Source records
--------------------

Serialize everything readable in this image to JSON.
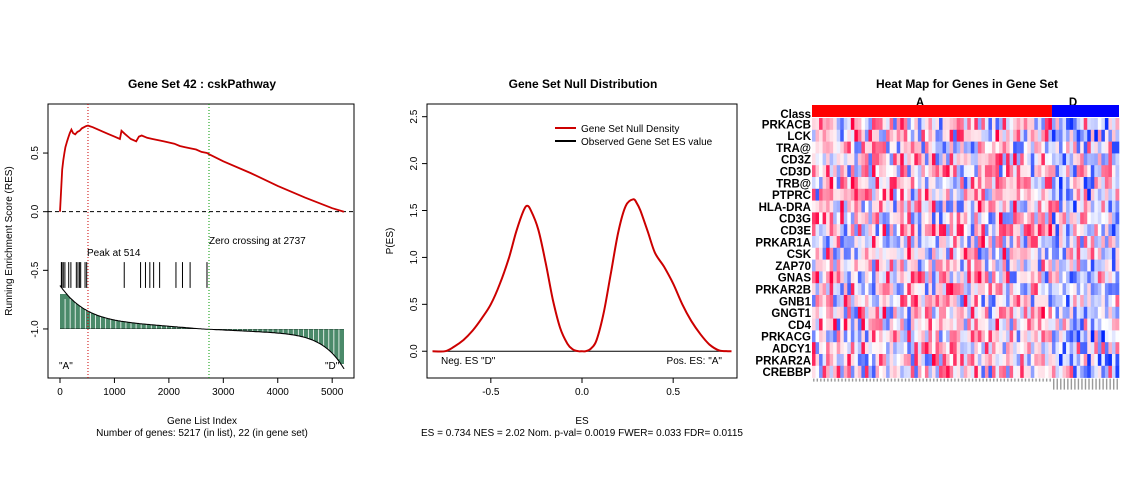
{
  "colors": {
    "running_es": "#cc0000",
    "null_density": "#cc0000",
    "ranked_fill": "#4b8a6a",
    "peak_line": "#cc0000",
    "zero_cross_line": "#009900",
    "class_a": "#ff0000",
    "class_d": "#0000ff"
  },
  "chart_data": [
    {
      "type": "line",
      "title": "Gene Set  42 : cskPathway",
      "xlabel": "Gene List Index",
      "ylabel": "Running Enrichment Score (RES)",
      "xlim": [
        0,
        5217
      ],
      "ylim": [
        -1.35,
        0.85
      ],
      "x_ticks": [
        0,
        1000,
        2000,
        3000,
        4000,
        5000
      ],
      "y_ticks": [
        -1.0,
        -0.5,
        0.0,
        0.5
      ],
      "x_tick_labels": [
        "0",
        "1000",
        "2000",
        "3000",
        "4000",
        "5000"
      ],
      "y_tick_labels": [
        "-1.0",
        "-0.5",
        "0.0",
        "0.5"
      ],
      "subtitle": "Number of genes: 5217 (in list), 22 (in gene set)",
      "series": [
        {
          "x": [
            0,
            20,
            40,
            60,
            80,
            100,
            130,
            150,
            180,
            210,
            240,
            280,
            320,
            360,
            400,
            440,
            480,
            514,
            600,
            700,
            800,
            900,
            1000,
            1100,
            1130,
            1200,
            1300,
            1400,
            1450,
            1500,
            1600,
            1700,
            1800,
            1900,
            2000,
            2100,
            2200,
            2300,
            2400,
            2500,
            2600,
            2700,
            2737,
            3000,
            3500,
            4000,
            4500,
            5000,
            5217
          ],
          "y": [
            0.0,
            0.18,
            0.36,
            0.44,
            0.5,
            0.55,
            0.6,
            0.63,
            0.67,
            0.7,
            0.67,
            0.66,
            0.68,
            0.69,
            0.71,
            0.72,
            0.73,
            0.734,
            0.72,
            0.7,
            0.68,
            0.66,
            0.64,
            0.62,
            0.69,
            0.66,
            0.62,
            0.6,
            0.64,
            0.65,
            0.63,
            0.62,
            0.61,
            0.6,
            0.59,
            0.58,
            0.56,
            0.55,
            0.54,
            0.53,
            0.51,
            0.5,
            0.49,
            0.43,
            0.33,
            0.22,
            0.12,
            0.03,
            0.0
          ]
        }
      ],
      "hits": [
        25,
        35,
        60,
        90,
        160,
        200,
        300,
        330,
        360,
        380,
        460,
        490,
        1180,
        1480,
        1570,
        1650,
        1720,
        1830,
        2130,
        2250,
        2390,
        2700
      ],
      "peak_index": 514,
      "zero_crossing": 2737,
      "annotations": [
        "Peak at 514",
        "Zero crossing at 2737",
        "\"A\"",
        "\"D\""
      ]
    },
    {
      "type": "line",
      "title": "Gene Set Null Distribution",
      "xlabel": "ES",
      "ylabel": "P(ES)",
      "xlim": [
        -0.85,
        0.85
      ],
      "ylim": [
        -0.2,
        2.55
      ],
      "x_ticks": [
        -0.5,
        0.0,
        0.5
      ],
      "y_ticks": [
        0.0,
        0.5,
        1.0,
        1.5,
        2.0,
        2.5
      ],
      "x_tick_labels": [
        "-0.5",
        "0.0",
        "0.5"
      ],
      "y_tick_labels": [
        "0.0",
        "0.5",
        "1.0",
        "1.5",
        "2.0",
        "2.5"
      ],
      "legend": [
        "Gene Set Null Density",
        "Observed Gene Set ES value"
      ],
      "legend_position": "top-right",
      "left_label": "Neg. ES \"D\"",
      "right_label": "Pos. ES: \"A\"",
      "subtitle": "ES = 0.734  NES = 2.02 Nom. p-val= 0.0019 FWER= 0.033 FDR= 0.0115",
      "series": [
        {
          "name": "Gene Set Null Density",
          "x": [
            -0.82,
            -0.75,
            -0.7,
            -0.65,
            -0.6,
            -0.55,
            -0.5,
            -0.45,
            -0.4,
            -0.36,
            -0.32,
            -0.3,
            -0.28,
            -0.24,
            -0.2,
            -0.16,
            -0.12,
            -0.08,
            -0.05,
            -0.02,
            0.0,
            0.02,
            0.05,
            0.08,
            0.12,
            0.16,
            0.2,
            0.24,
            0.28,
            0.3,
            0.32,
            0.36,
            0.4,
            0.45,
            0.5,
            0.55,
            0.6,
            0.65,
            0.7,
            0.75,
            0.8,
            0.82
          ],
          "y": [
            0.0,
            0.0,
            0.05,
            0.12,
            0.22,
            0.35,
            0.5,
            0.72,
            1.0,
            1.28,
            1.5,
            1.55,
            1.5,
            1.3,
            0.95,
            0.55,
            0.25,
            0.08,
            0.02,
            0.0,
            0.0,
            0.0,
            0.03,
            0.12,
            0.42,
            0.85,
            1.28,
            1.55,
            1.62,
            1.58,
            1.5,
            1.28,
            1.05,
            0.9,
            0.72,
            0.5,
            0.32,
            0.18,
            0.07,
            0.01,
            0.0,
            0.0
          ]
        }
      ]
    },
    {
      "type": "heatmap",
      "title": "Heat Map for Genes in Gene Set",
      "class_row_label": "Class",
      "classes": [
        {
          "name": "A",
          "samples": 68
        },
        {
          "name": "D",
          "samples": 19
        }
      ],
      "rows": [
        "PRKACB",
        "LCK",
        "TRA@",
        "CD3Z",
        "CD3D",
        "TRB@",
        "PTPRC",
        "HLA-DRA",
        "CD3G",
        "CD3E",
        "PRKAR1A",
        "CSK",
        "ZAP70",
        "GNAS",
        "PRKAR2B",
        "GNB1",
        "GNGT1",
        "CD4",
        "PRKACG",
        "ADCY1",
        "PRKAR2A",
        "CREBBP"
      ],
      "columns": 87,
      "seed": 42
    }
  ]
}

--------------------

__TASK__
Go through the data and return every word of it verbatim, leaving out the pictures.

__ANSWER__
Serialize everything readable in this image to JSON.
{
  "colors": {
    "running_es": "#cc0000",
    "null_density": "#cc0000",
    "ranked_fill": "#4b8a6a",
    "peak_line": "#cc0000",
    "zero_cross_line": "#009900",
    "class_a": "#ff0000",
    "class_d": "#0000ff"
  },
  "chart_data": [
    {
      "type": "line",
      "title": "Gene Set  42 : cskPathway",
      "xlabel": "Gene List Index",
      "ylabel": "Running Enrichment Score (RES)",
      "xlim": [
        0,
        5217
      ],
      "ylim": [
        -1.35,
        0.85
      ],
      "x_ticks": [
        0,
        1000,
        2000,
        3000,
        4000,
        5000
      ],
      "y_ticks": [
        -1.0,
        -0.5,
        0.0,
        0.5
      ],
      "x_tick_labels": [
        "0",
        "1000",
        "2000",
        "3000",
        "4000",
        "5000"
      ],
      "y_tick_labels": [
        "-1.0",
        "-0.5",
        "0.0",
        "0.5"
      ],
      "subtitle": "Number of genes: 5217 (in list), 22 (in gene set)",
      "series": [
        {
          "x": [
            0,
            20,
            40,
            60,
            80,
            100,
            130,
            150,
            180,
            210,
            240,
            280,
            320,
            360,
            400,
            440,
            480,
            514,
            600,
            700,
            800,
            900,
            1000,
            1100,
            1130,
            1200,
            1300,
            1400,
            1450,
            1500,
            1600,
            1700,
            1800,
            1900,
            2000,
            2100,
            2200,
            2300,
            2400,
            2500,
            2600,
            2700,
            2737,
            3000,
            3500,
            4000,
            4500,
            5000,
            5217
          ],
          "y": [
            0.0,
            0.18,
            0.36,
            0.44,
            0.5,
            0.55,
            0.6,
            0.63,
            0.67,
            0.7,
            0.67,
            0.66,
            0.68,
            0.69,
            0.71,
            0.72,
            0.73,
            0.734,
            0.72,
            0.7,
            0.68,
            0.66,
            0.64,
            0.62,
            0.69,
            0.66,
            0.62,
            0.6,
            0.64,
            0.65,
            0.63,
            0.62,
            0.61,
            0.6,
            0.59,
            0.58,
            0.56,
            0.55,
            0.54,
            0.53,
            0.51,
            0.5,
            0.49,
            0.43,
            0.33,
            0.22,
            0.12,
            0.03,
            0.0
          ]
        }
      ],
      "hits": [
        25,
        35,
        60,
        90,
        160,
        200,
        300,
        330,
        360,
        380,
        460,
        490,
        1180,
        1480,
        1570,
        1650,
        1720,
        1830,
        2130,
        2250,
        2390,
        2700
      ],
      "peak_index": 514,
      "zero_crossing": 2737,
      "annotations": [
        "Peak at 514",
        "Zero crossing at 2737",
        "\"A\"",
        "\"D\""
      ]
    },
    {
      "type": "line",
      "title": "Gene Set Null Distribution",
      "xlabel": "ES",
      "ylabel": "P(ES)",
      "xlim": [
        -0.85,
        0.85
      ],
      "ylim": [
        -0.2,
        2.55
      ],
      "x_ticks": [
        -0.5,
        0.0,
        0.5
      ],
      "y_ticks": [
        0.0,
        0.5,
        1.0,
        1.5,
        2.0,
        2.5
      ],
      "x_tick_labels": [
        "-0.5",
        "0.0",
        "0.5"
      ],
      "y_tick_labels": [
        "0.0",
        "0.5",
        "1.0",
        "1.5",
        "2.0",
        "2.5"
      ],
      "legend": [
        "Gene Set Null Density",
        "Observed Gene Set ES value"
      ],
      "legend_position": "top-right",
      "left_label": "Neg. ES \"D\"",
      "right_label": "Pos. ES: \"A\"",
      "subtitle": "ES = 0.734  NES = 2.02 Nom. p-val= 0.0019 FWER= 0.033 FDR= 0.0115",
      "series": [
        {
          "name": "Gene Set Null Density",
          "x": [
            -0.82,
            -0.75,
            -0.7,
            -0.65,
            -0.6,
            -0.55,
            -0.5,
            -0.45,
            -0.4,
            -0.36,
            -0.32,
            -0.3,
            -0.28,
            -0.24,
            -0.2,
            -0.16,
            -0.12,
            -0.08,
            -0.05,
            -0.02,
            0.0,
            0.02,
            0.05,
            0.08,
            0.12,
            0.16,
            0.2,
            0.24,
            0.28,
            0.3,
            0.32,
            0.36,
            0.4,
            0.45,
            0.5,
            0.55,
            0.6,
            0.65,
            0.7,
            0.75,
            0.8,
            0.82
          ],
          "y": [
            0.0,
            0.0,
            0.05,
            0.12,
            0.22,
            0.35,
            0.5,
            0.72,
            1.0,
            1.28,
            1.5,
            1.55,
            1.5,
            1.3,
            0.95,
            0.55,
            0.25,
            0.08,
            0.02,
            0.0,
            0.0,
            0.0,
            0.03,
            0.12,
            0.42,
            0.85,
            1.28,
            1.55,
            1.62,
            1.58,
            1.5,
            1.28,
            1.05,
            0.9,
            0.72,
            0.5,
            0.32,
            0.18,
            0.07,
            0.01,
            0.0,
            0.0
          ]
        }
      ]
    },
    {
      "type": "heatmap",
      "title": "Heat Map for Genes in Gene Set",
      "class_row_label": "Class",
      "classes": [
        {
          "name": "A",
          "samples": 68
        },
        {
          "name": "D",
          "samples": 19
        }
      ],
      "rows": [
        "PRKACB",
        "LCK",
        "TRA@",
        "CD3Z",
        "CD3D",
        "TRB@",
        "PTPRC",
        "HLA-DRA",
        "CD3G",
        "CD3E",
        "PRKAR1A",
        "CSK",
        "ZAP70",
        "GNAS",
        "PRKAR2B",
        "GNB1",
        "GNGT1",
        "CD4",
        "PRKACG",
        "ADCY1",
        "PRKAR2A",
        "CREBBP"
      ],
      "columns": 87,
      "seed": 42
    }
  ]
}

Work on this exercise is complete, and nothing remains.